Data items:
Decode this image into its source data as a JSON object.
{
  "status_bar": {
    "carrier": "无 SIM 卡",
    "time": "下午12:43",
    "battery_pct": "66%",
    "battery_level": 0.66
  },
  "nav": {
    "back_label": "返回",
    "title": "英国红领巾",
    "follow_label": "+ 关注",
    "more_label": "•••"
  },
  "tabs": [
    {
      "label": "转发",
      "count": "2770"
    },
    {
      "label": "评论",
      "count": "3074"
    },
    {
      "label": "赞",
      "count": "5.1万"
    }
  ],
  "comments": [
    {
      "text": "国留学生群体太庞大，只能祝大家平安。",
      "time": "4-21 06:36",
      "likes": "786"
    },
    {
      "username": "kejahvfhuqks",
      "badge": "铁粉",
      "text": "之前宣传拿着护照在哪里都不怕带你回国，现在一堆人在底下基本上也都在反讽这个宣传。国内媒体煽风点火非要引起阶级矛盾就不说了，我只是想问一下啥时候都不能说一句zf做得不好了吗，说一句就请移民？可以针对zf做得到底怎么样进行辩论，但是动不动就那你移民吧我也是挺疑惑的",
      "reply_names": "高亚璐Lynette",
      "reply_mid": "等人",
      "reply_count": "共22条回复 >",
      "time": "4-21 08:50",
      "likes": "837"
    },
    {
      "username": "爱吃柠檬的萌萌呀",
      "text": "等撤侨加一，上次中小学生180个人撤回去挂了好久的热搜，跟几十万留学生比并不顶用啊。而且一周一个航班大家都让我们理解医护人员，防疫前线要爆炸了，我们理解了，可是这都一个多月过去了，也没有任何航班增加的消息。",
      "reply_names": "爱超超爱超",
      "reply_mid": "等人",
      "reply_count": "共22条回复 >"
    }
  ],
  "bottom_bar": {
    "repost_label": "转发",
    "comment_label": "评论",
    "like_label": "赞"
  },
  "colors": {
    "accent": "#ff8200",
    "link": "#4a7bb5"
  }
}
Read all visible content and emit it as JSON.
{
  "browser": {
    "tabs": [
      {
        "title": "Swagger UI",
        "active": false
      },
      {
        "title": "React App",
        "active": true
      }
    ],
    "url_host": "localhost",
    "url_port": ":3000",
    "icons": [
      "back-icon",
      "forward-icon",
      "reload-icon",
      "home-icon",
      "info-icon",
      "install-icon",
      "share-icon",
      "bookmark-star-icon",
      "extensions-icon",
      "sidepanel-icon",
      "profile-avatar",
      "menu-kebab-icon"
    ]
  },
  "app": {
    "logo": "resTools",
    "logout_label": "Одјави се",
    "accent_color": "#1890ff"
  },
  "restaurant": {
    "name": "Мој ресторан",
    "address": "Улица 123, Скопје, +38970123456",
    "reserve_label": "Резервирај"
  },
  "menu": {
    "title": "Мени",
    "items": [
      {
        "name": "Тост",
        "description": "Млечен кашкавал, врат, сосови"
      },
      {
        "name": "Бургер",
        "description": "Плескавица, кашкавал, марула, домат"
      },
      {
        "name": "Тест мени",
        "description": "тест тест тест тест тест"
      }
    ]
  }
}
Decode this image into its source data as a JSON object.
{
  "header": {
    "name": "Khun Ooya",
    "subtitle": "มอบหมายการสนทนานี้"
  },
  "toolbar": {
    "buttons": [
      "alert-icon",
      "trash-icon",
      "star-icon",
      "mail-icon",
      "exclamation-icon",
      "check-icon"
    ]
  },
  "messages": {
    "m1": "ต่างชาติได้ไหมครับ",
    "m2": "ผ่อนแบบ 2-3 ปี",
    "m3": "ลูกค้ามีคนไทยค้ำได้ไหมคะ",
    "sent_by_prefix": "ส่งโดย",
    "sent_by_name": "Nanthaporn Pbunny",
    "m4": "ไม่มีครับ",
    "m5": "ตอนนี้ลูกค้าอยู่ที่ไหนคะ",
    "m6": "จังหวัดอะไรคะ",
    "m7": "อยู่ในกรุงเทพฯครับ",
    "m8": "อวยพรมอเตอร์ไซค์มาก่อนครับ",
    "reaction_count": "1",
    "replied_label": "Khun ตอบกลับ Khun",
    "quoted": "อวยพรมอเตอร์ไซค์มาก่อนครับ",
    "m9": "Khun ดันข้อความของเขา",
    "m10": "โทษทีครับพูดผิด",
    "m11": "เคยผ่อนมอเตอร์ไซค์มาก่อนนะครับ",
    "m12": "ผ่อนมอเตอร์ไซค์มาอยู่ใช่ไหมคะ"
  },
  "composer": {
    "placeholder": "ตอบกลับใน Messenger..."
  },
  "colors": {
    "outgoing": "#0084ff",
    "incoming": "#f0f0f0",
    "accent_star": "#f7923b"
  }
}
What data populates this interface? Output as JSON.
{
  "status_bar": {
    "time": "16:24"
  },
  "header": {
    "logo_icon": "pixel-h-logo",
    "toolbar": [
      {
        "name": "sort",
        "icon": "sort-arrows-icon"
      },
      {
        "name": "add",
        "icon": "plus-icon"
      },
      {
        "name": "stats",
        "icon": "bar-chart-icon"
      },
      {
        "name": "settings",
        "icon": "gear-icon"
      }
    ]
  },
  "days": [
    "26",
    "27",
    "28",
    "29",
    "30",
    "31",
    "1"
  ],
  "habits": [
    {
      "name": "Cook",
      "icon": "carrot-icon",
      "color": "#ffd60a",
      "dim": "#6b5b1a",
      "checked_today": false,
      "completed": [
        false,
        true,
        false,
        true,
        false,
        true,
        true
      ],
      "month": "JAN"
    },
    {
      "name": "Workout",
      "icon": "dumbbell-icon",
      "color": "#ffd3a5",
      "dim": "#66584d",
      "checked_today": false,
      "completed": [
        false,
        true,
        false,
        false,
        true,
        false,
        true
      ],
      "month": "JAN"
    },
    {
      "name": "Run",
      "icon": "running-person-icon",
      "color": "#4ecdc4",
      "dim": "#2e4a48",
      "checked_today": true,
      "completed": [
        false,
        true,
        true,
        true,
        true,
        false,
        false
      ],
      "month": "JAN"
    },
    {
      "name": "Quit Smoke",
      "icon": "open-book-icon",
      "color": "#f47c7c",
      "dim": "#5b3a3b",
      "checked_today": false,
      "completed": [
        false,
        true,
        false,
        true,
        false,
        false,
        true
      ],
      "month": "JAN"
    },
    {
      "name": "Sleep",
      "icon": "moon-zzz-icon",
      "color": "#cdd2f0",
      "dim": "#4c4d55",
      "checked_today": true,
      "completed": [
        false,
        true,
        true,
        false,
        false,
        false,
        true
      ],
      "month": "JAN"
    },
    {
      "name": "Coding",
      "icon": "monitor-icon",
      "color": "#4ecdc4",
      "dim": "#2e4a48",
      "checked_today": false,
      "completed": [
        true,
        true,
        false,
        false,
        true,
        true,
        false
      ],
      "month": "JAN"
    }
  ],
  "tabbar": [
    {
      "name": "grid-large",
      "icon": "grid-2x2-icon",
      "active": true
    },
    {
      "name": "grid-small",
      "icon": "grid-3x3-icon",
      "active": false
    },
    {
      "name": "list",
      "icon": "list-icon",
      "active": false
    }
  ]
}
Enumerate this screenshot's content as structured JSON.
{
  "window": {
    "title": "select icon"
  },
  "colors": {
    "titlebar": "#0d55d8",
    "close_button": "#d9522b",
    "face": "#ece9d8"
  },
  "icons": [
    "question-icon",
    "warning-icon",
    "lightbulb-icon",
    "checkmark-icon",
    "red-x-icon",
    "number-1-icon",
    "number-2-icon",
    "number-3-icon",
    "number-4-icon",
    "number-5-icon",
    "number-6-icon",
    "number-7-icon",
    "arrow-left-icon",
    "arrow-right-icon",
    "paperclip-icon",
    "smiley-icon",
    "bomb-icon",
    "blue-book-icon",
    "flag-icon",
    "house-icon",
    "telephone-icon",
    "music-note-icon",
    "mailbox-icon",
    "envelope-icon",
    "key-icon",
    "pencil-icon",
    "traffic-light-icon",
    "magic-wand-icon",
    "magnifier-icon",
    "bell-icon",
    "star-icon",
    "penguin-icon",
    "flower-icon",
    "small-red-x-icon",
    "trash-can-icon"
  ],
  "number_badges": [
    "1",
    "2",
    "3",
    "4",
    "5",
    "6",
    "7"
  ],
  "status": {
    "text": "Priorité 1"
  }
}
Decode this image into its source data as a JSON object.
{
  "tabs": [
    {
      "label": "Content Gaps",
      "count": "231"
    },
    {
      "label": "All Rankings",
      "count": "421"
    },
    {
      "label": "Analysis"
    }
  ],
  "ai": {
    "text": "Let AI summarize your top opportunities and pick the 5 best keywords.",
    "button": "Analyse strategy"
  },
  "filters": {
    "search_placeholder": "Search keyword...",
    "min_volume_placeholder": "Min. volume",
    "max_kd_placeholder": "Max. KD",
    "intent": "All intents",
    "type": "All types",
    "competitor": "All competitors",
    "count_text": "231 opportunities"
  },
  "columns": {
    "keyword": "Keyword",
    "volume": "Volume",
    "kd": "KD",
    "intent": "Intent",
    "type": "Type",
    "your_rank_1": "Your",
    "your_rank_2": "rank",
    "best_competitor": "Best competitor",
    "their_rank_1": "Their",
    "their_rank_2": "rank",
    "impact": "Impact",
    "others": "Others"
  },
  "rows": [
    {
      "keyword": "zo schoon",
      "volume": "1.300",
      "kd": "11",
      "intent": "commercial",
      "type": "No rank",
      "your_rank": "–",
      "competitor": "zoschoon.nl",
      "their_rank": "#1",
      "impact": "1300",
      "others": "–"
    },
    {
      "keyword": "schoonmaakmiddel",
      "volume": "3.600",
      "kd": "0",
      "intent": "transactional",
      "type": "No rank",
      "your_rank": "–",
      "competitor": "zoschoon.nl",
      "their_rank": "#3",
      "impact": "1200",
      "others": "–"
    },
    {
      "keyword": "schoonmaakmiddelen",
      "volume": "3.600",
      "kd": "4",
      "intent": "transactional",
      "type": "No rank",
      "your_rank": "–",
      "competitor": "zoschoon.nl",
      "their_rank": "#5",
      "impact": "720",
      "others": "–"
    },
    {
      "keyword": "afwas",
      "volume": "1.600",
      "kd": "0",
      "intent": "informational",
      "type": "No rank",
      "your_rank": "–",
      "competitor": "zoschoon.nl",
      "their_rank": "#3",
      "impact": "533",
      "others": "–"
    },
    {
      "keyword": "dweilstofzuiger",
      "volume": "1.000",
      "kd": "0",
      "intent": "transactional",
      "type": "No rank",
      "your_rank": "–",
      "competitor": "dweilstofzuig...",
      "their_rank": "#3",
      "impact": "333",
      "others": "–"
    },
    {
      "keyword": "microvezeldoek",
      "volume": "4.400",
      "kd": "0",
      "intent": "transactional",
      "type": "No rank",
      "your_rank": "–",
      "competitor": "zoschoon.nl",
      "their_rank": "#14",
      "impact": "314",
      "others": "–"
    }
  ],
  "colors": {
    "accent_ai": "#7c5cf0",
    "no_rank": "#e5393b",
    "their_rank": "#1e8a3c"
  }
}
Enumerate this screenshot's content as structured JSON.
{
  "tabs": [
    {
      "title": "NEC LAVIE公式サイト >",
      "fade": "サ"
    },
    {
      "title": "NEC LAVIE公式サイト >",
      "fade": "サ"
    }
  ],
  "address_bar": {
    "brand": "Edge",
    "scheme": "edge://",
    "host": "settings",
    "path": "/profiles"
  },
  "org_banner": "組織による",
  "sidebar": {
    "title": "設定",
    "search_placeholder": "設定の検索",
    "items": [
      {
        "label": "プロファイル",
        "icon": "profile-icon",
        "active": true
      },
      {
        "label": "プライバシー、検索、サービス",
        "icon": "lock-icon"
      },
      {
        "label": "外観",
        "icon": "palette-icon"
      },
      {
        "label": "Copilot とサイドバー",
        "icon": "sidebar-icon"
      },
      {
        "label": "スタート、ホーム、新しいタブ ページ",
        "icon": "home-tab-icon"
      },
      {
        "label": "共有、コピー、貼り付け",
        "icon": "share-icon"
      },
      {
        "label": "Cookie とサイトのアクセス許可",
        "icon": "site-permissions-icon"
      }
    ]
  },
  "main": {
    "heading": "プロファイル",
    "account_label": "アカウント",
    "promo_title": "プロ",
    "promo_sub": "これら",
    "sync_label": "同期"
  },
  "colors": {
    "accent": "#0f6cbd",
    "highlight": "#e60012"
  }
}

# STATED TASK:
Filter the records above and return every line that holds the word "ไหมคะ".

# SOLUTION FOR THIS EXERCISE:
    "m3": "ลูกค้ามีคนไทยค้ำได้ไหมคะ",
    "m12": "ผ่อนมอเตอร์ไซค์มาอยู่ใช่ไหมคะ"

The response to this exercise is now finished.